• **Aim of the exercise**: Extract each line bearing the word "handle".

## begin Records for the exercise

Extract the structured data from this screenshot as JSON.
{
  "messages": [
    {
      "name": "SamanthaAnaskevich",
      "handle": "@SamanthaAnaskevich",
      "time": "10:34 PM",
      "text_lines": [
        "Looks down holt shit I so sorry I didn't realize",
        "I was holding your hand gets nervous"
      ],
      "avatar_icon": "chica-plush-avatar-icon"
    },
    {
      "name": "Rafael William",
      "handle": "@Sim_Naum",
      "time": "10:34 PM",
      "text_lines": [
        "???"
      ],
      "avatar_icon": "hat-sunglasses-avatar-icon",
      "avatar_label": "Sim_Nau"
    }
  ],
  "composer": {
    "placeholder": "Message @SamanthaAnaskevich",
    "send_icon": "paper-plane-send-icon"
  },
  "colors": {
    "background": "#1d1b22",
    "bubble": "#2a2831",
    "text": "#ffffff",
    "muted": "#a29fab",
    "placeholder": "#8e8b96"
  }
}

## end Records for the exercise

• **Solution**:
      "handle": "@SamanthaAnaskevich",
      "handle": "@Sim_Naum",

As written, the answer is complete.